> **Exercise directions**
List each line of the data in which the string "JSON" appears.

> **Records to use**
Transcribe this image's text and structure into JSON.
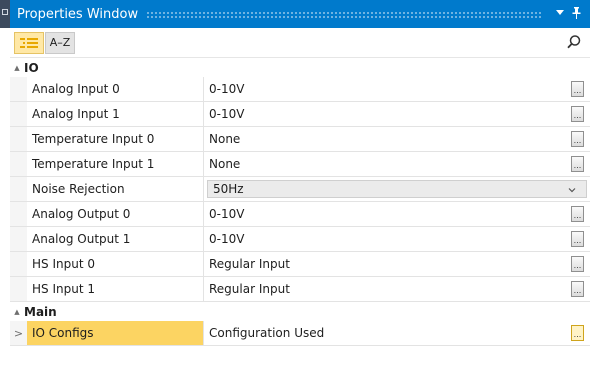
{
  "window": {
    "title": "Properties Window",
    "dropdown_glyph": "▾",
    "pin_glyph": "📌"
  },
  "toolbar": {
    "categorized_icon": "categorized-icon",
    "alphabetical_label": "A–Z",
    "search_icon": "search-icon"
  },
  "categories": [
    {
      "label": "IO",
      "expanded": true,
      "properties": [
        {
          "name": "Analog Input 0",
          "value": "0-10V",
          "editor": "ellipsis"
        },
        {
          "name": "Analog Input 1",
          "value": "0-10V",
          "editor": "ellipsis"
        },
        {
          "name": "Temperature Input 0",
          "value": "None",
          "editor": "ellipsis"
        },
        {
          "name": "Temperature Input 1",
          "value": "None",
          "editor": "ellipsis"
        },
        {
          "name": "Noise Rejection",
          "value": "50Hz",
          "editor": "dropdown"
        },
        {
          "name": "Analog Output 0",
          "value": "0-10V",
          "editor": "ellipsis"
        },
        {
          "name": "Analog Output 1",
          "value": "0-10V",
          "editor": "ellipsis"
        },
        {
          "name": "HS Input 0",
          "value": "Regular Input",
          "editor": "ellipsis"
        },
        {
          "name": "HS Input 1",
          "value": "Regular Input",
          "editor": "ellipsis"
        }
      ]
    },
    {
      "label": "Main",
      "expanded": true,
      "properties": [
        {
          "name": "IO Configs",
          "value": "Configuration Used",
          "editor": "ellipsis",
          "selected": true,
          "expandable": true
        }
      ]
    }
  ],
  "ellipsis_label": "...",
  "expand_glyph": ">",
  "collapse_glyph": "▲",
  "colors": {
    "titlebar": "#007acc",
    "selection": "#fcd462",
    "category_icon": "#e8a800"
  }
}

---

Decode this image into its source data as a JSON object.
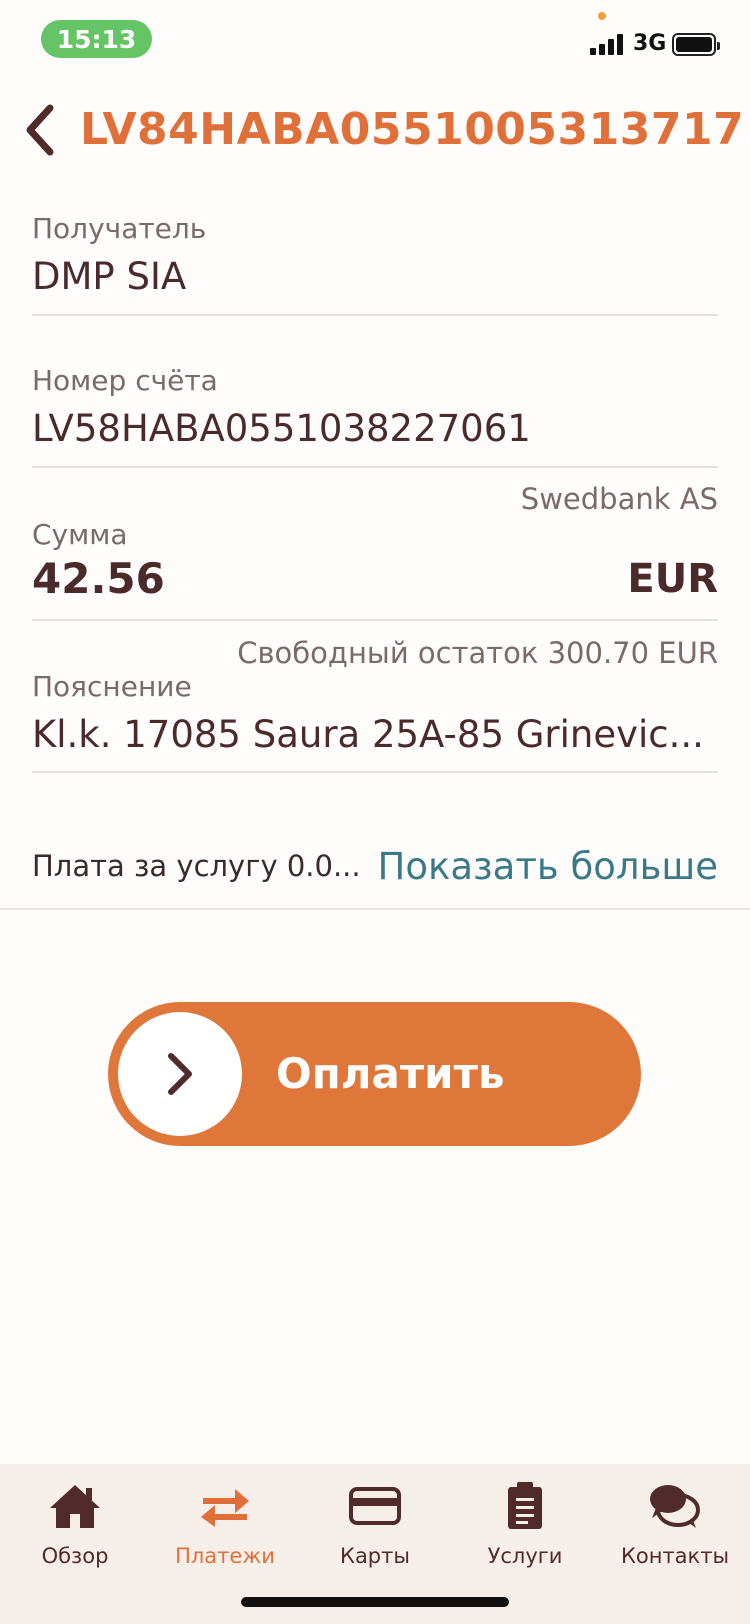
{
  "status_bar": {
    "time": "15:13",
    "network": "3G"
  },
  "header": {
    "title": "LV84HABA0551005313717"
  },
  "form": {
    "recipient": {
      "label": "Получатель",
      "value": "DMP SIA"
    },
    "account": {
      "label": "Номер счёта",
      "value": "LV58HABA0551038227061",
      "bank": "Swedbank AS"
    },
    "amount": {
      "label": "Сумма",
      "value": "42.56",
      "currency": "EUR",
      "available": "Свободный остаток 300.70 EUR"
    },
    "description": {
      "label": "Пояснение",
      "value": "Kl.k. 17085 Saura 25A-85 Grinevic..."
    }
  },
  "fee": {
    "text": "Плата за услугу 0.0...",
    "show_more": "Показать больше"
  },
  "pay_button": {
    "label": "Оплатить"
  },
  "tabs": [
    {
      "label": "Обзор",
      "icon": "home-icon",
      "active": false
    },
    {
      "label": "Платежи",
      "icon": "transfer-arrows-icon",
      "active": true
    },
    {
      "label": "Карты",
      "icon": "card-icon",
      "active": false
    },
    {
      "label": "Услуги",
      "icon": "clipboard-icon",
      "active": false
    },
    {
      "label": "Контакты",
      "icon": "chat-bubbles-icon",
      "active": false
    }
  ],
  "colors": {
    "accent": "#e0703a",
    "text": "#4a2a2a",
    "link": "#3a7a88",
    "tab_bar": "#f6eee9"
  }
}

> **Response to this task**
Transcribe this image's text and structure into JSON.
Decode this image into its source data as a JSON object.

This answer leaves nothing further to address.